OBJECTIVE: Count every line that has "size" in it and give the total, nothing more.

GIVEN RECORDS:
=-=-=
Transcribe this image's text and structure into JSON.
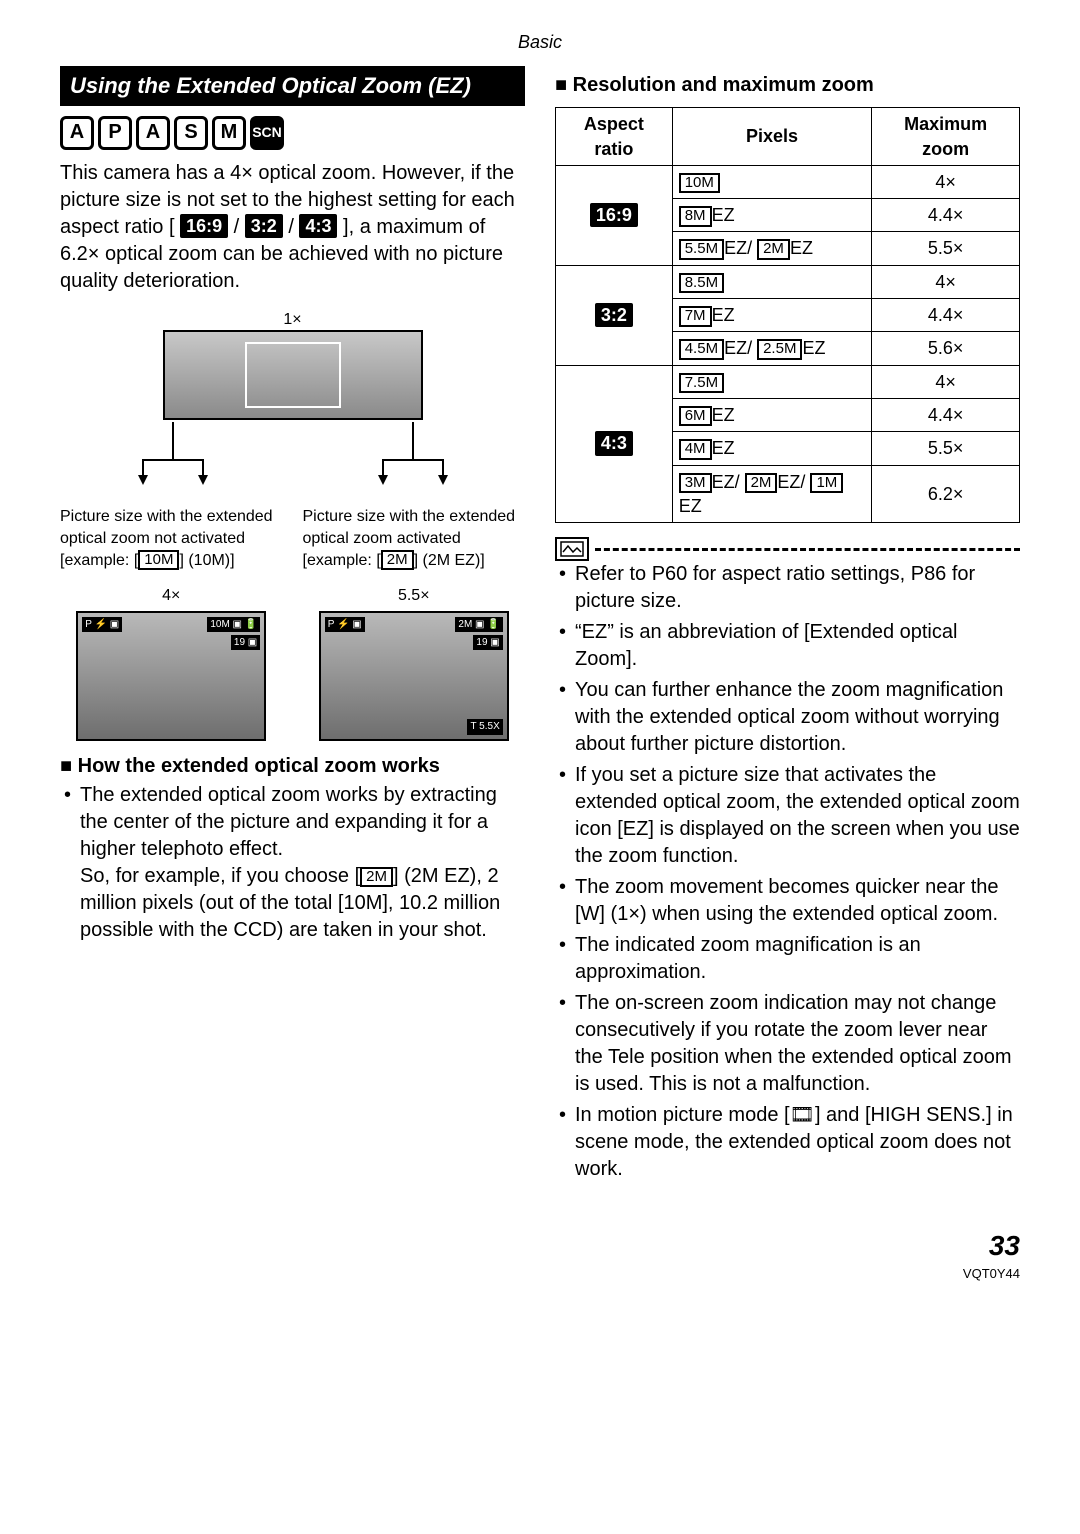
{
  "header": "Basic",
  "left": {
    "section_title": "Using the Extended Optical Zoom (EZ)",
    "modes": [
      "A",
      "P",
      "A",
      "S",
      "M",
      "SCN"
    ],
    "intro_1": "This camera has a 4× optical zoom. However, if the picture size is not set to the highest setting for each aspect ratio [",
    "ratio_chips": [
      "16:9",
      "3:2",
      "4:3"
    ],
    "intro_2": "], a maximum of 6.2× optical zoom can be achieved with no picture quality deterioration.",
    "diagram_top_label": "1×",
    "caption_left": "Picture size with the extended optical zoom not activated [example: [",
    "caption_left_box": "10M",
    "caption_left_tail": "] (10M)]",
    "caption_right": "Picture size with the extended optical zoom activated [example: [",
    "caption_right_box": "2M",
    "caption_right_tail": "] (2M EZ)]",
    "thumb_left_label": "4×",
    "thumb_right_label": "5.5×",
    "howworks_head": "How the extended optical zoom works",
    "howworks_b1": "The extended optical zoom works by extracting the center of the picture and expanding it for a higher telephoto effect.",
    "howworks_b2a": "So, for example, if you choose [",
    "howworks_b2_box": "2M",
    "howworks_b2b": "] (2M EZ), 2 million pixels (out of the total [10M], 10.2 million possible with the CCD) are taken in your shot."
  },
  "right": {
    "table_head": "Resolution and maximum zoom",
    "cols": [
      "Aspect ratio",
      "Pixels",
      "Maximum zoom"
    ],
    "rows": [
      {
        "aspect": "16:9",
        "pixels": [
          {
            "parts": [
              {
                "box": "10M"
              }
            ]
          },
          {
            "parts": [
              {
                "box": "8M"
              },
              {
                "txt": "EZ"
              }
            ]
          },
          {
            "parts": [
              {
                "box": "5.5M"
              },
              {
                "txt": "EZ/ "
              },
              {
                "box": "2M"
              },
              {
                "txt": "EZ"
              }
            ]
          }
        ],
        "zoom": [
          "4×",
          "4.4×",
          "5.5×"
        ]
      },
      {
        "aspect": "3:2",
        "pixels": [
          {
            "parts": [
              {
                "box": "8.5M"
              }
            ]
          },
          {
            "parts": [
              {
                "box": "7M"
              },
              {
                "txt": "EZ"
              }
            ]
          },
          {
            "parts": [
              {
                "box": "4.5M"
              },
              {
                "txt": "EZ/ "
              },
              {
                "box": "2.5M"
              },
              {
                "txt": "EZ"
              }
            ]
          }
        ],
        "zoom": [
          "4×",
          "4.4×",
          "5.6×"
        ]
      },
      {
        "aspect": "4:3",
        "pixels": [
          {
            "parts": [
              {
                "box": "7.5M"
              }
            ]
          },
          {
            "parts": [
              {
                "box": "6M"
              },
              {
                "txt": "EZ"
              }
            ]
          },
          {
            "parts": [
              {
                "box": "4M"
              },
              {
                "txt": "EZ"
              }
            ]
          },
          {
            "parts": [
              {
                "box": "3M"
              },
              {
                "txt": "EZ/ "
              },
              {
                "box": "2M"
              },
              {
                "txt": "EZ/ "
              },
              {
                "box": "1M"
              },
              {
                "txt": "EZ"
              }
            ]
          }
        ],
        "zoom": [
          "4×",
          "4.4×",
          "5.5×",
          "6.2×"
        ]
      }
    ],
    "notes": [
      "Refer to P60 for aspect ratio settings, P86 for picture size.",
      "“EZ” is an abbreviation of [Extended optical Zoom].",
      "You can further enhance the zoom magnification with the extended optical zoom without worrying about further picture distortion.",
      "If you set a picture size that activates the extended optical zoom, the extended optical zoom icon [EZ] is displayed on the screen when you use the zoom function.",
      "The zoom movement becomes quicker near the [W] (1×) when using the extended optical zoom.",
      "The indicated zoom magnification is an approximation.",
      "The on-screen zoom indication may not change consecutively if you rotate the zoom lever near the Tele position when the extended optical zoom is used. This is not a malfunction.",
      "In motion picture mode [🎞] and [HIGH SENS.] in scene mode, the extended optical zoom does not work."
    ]
  },
  "page_number": "33",
  "doc_code": "VQT0Y44"
}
=-=-=
ANSWER FOR THIS EXERCISE: 5